Texto dado:

1984 - Segunda parte - Capítulo X + Otras novelas de George Orwell


Jueves de capítulo y ya estamos en el último de la segunda parte. Parece que encaramos la recta final.
Me parece interesante explorar un poco más las obras de George Orwell, conocer sobre qué otras cosas escribía. La lista de ensayos publicados por él es extensísima, así que en esta oportunidad me limité a buscar información sobre sus novelas. Les dejo una sinopsis de cada una. También están disponibles para leer y descargar en una carpeta del Drive de Lapocalipsi, llamada ORWELL, GEORGE.

· Los días de Birmania (Burmese Days, 1934). La vida de la pequeña colonia británica en la villa birmana de Kyauktada discurre entre el calor sofocante, los interminables aperitivos en el club inglés y las intrigas pueblerinas. No obstante, la simpatía de Flory, representante de una empresa maderera, hacia los nativos, parece crear cierta intranquilidad entre sus compatriotas, y el rico y corrupto submagistrado local U Po King intentará aprovechar esta circunstancia en su propio beneficio. La rutina se rompe súbitamente cuando una encantadora y caprichosa joven, Miss Lackersteen, se incorpora a la comunidad y todo comienza a tambalearse.

· La hija del clérigo (A Clergyman's Daughter, 1935). Ambientada en los años treinta, ‘La hija del clérigo’ es una de las novelas menos conocidas de Orwell, pero sin duda una de las mejores.
Cuenta la dura vida de la hija de un clérigo, maltratada y condenada a ser una criada. Un brusco cambio la llevará inesperadamente a Londres, donde vivirá una vida totalmente distinta, exiliada incluso de su memoria. Retrato de la Inglaterra deprimida de los años treinta, esta novela es una de las obras esenciales del realismo inglés de principios del siglo XX.

Tarea 1:
Por favor, enumera todos los personajes que se mencionan por su nombre en las sinopsis de la entrada sobre las novelas de Orwell.
Tarea 2:
Continúa la entrada sobre las novelas de Orwell a partir de la última oración del texto dado.

Información proporcionada:
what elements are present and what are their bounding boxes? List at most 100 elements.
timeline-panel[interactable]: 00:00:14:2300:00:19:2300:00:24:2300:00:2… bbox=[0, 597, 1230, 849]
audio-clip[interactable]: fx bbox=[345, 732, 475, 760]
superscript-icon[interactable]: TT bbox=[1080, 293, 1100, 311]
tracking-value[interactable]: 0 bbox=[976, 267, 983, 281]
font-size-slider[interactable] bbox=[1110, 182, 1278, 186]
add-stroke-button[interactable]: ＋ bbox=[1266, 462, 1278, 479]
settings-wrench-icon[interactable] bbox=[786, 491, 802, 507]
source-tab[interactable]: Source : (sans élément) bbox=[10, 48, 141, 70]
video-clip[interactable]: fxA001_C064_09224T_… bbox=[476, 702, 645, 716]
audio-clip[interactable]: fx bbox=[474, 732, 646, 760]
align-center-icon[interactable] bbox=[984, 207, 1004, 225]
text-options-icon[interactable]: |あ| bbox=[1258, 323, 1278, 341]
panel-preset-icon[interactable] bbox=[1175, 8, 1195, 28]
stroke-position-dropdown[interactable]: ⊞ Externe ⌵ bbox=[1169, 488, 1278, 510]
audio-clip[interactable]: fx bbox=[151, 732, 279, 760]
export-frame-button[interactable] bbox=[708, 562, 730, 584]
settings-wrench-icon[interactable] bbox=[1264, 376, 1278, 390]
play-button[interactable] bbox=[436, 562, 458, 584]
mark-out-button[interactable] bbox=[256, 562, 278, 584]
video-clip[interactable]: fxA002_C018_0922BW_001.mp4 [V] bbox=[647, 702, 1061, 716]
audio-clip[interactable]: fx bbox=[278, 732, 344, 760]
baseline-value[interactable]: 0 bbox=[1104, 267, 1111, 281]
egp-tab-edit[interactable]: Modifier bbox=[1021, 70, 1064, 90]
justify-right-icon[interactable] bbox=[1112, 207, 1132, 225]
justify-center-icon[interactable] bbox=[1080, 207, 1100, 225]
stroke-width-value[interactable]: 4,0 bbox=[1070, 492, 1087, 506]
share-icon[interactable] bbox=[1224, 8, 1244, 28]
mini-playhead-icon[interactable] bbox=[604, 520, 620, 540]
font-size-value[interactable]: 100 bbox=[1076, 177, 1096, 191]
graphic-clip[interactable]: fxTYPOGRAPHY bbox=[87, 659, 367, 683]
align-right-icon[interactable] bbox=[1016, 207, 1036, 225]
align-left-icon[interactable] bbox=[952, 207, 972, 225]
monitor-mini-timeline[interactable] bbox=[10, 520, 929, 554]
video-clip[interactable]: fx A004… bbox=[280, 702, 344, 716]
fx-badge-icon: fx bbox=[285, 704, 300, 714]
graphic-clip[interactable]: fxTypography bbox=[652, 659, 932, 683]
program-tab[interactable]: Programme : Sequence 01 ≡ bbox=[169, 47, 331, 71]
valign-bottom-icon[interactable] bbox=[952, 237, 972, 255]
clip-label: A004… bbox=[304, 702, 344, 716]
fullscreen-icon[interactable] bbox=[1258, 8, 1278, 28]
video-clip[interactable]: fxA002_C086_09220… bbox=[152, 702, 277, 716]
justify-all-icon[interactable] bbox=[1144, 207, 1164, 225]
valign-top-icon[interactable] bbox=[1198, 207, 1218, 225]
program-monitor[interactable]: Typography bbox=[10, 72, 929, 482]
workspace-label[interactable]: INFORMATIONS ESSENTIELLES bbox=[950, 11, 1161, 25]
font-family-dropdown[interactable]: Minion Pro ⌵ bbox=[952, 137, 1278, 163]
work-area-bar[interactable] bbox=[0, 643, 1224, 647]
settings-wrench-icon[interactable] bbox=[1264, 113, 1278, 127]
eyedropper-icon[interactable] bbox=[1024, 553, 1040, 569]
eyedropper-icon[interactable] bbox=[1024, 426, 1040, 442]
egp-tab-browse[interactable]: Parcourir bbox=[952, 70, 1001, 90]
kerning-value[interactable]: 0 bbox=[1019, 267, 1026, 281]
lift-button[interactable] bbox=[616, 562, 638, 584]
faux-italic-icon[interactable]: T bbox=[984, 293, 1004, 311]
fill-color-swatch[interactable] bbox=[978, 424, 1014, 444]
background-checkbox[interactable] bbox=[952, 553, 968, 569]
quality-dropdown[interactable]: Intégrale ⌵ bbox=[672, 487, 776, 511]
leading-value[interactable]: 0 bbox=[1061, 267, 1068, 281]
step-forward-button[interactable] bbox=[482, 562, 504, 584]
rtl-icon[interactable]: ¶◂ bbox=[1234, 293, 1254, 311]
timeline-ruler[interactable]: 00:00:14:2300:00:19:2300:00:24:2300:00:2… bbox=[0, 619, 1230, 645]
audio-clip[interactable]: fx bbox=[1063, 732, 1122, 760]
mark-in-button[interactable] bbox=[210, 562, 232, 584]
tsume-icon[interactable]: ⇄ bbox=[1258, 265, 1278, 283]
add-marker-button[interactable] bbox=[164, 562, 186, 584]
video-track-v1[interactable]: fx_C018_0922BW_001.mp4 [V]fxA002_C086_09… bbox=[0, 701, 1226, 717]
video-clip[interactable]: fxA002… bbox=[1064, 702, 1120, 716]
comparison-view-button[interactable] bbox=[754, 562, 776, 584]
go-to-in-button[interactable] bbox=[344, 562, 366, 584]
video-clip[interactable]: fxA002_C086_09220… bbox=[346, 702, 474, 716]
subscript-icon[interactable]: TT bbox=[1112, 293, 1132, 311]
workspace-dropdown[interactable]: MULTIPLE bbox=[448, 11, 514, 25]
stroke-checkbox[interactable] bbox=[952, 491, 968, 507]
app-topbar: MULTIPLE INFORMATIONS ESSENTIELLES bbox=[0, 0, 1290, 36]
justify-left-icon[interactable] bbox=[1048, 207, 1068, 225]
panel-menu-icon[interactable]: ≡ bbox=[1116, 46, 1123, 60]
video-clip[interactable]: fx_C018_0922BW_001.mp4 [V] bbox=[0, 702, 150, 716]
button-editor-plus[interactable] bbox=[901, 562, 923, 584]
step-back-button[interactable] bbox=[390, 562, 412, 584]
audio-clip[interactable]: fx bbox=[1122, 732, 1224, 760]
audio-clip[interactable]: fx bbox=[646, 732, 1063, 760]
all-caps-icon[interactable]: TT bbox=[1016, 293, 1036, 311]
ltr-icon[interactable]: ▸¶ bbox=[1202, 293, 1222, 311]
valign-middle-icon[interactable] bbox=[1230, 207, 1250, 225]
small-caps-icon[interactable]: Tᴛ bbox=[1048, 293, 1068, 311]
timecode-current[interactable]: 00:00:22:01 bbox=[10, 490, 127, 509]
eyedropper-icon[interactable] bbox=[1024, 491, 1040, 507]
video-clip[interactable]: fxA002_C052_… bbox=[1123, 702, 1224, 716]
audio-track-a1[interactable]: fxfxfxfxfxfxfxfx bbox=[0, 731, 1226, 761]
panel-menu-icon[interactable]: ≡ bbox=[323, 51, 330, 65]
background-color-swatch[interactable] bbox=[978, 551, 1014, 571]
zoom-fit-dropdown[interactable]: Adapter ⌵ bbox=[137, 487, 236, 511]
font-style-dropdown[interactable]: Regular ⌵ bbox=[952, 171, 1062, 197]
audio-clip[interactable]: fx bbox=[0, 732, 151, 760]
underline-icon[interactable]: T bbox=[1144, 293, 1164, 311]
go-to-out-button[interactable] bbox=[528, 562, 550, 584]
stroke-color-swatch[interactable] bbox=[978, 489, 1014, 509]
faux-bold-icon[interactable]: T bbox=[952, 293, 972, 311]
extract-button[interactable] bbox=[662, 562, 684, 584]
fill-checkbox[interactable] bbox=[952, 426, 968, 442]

Respuesta correcta 1:
Flory, U Po King y Miss Lackersteen.

Respuesta correcta 2:
· Que no muera la aspidistra (Keep the Aspidistra Flying, 1936). Gordon Comstock es un poeta frustrado dispuesto a llevar sus ideales hasta las últimas consecuencias. Rechaza un lucrativo trabajo como publicista para aceptar un humilde puesto en una destartalada librería de Londres que apenas le da para comer. Eso sí, le permite ser fiel a sus principios. Su firme determinación es alejarse de la seguridad simbolizada por la flor de la aspidistra, presente en todas las ventanas de los hogares de clase media británicos y emblema de una existencia desahogada. Gordon prefiere pasar las noches temblando de frío en su habitación alquilada mientras intenta escribir, ensimismado en su sueño de noble pobreza. Pero la exclusión y la marginación acabarán por darle una importante lección de vida: «Los principios están muy bien, siempre que no haya que ponerlos en práctica».

· Subir a respirar (Coming Up for Air, 1939). La novela de George Orwell que predijo la Segunda Guerra Mundial y sentó las bases imaginativas de Rebelión en la granja y 1984. Un día como cualquier otro, el cuarentón George Bowling siente un arranque de nostalgia y decide salir en busca del tiempo perdido. Gracias al dinero ganado en una apuesta, puede marcharse unos días a un hotelito de las afueras de Londres, resuelto a visitar los lugares de su infancia. Pero el idilio de la memoria enseguida contrasta con el aspecto irreconocible del presente. Y entre las impresiones del protagonista no tarda en asomar el presentimiento de un conflicto que puede cambiarlo todo aún más. 

· Rebelión en la granja (Animal Farm, 1945). Una condena de la sociedad totalitaria, brillantemente plasmada en una ingeniosa fábula de carácter alegórico.
Los animales de la granja de los Jones se sublevan contra sus dueños humanos y les vencen. Pero la rebelión fracasará al surgir entre ellos rivalidades y envidias, y al aliarse algunos con los amos que derrocaron, traicionando su propia identidad y los intereses de su clase.

· 1984 (Nineteen eighty-four, 1949). Londres, 1984. Winston Smith decide rebelarse ante un gobierno totalitario que controla cada uno de los movimientos de sus ciudadanos y castiga incluso a aquellos que delinquen con el pensamiento. El libro es una inquietante interpretación futurista basada en la crítica a los totalitarismos y a la opresión del poder, en una sociedad inglesa dominada por un sistema de ‘colectivismo burocrático’ controlada por el Gran Hermano. Por su magnífico análisis del poder y de las relaciones y dependencias que crea en los individuos, ‘1984’ es una de las novelas más inquietantes y atractivas de este siglo.

¿Han leído otras obras de Orwell?

¡Nos leemos en comentarios!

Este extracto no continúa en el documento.